* WRITTEN PROBLEM: Copy out each line in the material below that has the word "balance".

* THE DATA:
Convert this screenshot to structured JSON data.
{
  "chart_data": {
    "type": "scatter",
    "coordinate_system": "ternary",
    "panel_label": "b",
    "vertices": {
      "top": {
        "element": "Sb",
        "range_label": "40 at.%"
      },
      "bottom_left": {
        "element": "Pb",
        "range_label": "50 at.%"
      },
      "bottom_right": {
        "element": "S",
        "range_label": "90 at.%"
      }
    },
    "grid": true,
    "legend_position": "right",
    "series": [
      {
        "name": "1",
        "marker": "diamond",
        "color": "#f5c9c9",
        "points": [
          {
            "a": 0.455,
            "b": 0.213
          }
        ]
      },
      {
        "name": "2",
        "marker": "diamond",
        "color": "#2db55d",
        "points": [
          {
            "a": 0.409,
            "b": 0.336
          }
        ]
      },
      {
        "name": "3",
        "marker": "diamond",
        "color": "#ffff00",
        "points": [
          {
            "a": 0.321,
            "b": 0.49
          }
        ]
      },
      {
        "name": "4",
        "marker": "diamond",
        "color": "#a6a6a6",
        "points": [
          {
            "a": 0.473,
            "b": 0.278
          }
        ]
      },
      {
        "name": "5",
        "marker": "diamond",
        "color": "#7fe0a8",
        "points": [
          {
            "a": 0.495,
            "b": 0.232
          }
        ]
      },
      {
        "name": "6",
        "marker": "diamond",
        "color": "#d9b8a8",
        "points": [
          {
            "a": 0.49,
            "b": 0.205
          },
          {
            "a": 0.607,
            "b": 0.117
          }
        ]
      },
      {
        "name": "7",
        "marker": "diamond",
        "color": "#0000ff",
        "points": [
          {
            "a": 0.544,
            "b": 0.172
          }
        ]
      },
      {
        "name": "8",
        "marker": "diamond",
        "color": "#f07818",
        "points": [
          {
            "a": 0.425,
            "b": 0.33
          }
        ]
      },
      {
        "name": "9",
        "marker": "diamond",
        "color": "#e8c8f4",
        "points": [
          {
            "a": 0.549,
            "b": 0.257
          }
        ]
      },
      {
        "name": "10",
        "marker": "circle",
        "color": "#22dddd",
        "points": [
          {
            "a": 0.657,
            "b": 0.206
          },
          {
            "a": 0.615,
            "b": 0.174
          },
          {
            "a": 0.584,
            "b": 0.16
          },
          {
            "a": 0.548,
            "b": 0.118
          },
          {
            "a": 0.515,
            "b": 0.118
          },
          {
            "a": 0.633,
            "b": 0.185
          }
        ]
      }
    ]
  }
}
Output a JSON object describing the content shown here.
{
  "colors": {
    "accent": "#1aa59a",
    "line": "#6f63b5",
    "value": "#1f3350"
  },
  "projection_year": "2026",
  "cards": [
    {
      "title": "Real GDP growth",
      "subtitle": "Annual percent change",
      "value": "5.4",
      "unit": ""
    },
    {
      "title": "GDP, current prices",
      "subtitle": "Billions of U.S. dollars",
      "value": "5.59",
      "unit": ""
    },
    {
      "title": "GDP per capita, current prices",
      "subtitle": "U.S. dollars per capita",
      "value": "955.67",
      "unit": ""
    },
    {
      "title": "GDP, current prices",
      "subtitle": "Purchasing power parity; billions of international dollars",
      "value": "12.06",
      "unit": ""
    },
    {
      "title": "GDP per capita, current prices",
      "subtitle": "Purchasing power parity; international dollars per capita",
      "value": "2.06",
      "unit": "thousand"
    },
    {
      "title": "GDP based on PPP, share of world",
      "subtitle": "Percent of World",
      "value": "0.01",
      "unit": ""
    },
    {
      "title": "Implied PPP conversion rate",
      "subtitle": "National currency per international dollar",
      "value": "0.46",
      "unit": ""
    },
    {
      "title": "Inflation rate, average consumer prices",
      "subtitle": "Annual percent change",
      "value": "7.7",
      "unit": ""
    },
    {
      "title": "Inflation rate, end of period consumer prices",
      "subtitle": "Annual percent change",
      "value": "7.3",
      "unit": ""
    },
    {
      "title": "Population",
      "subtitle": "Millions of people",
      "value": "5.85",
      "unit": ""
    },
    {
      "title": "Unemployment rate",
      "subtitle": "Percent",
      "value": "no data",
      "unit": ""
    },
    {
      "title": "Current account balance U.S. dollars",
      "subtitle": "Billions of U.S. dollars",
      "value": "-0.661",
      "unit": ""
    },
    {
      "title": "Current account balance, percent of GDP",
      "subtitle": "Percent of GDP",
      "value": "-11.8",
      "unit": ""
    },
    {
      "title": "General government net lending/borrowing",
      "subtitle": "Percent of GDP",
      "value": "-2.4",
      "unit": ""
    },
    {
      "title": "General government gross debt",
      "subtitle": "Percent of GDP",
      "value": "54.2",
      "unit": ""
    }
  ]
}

* TASK RESPONSE:
      "title": "Current account balance U.S. dollars",
      "title": "Current account balance, percent of GDP",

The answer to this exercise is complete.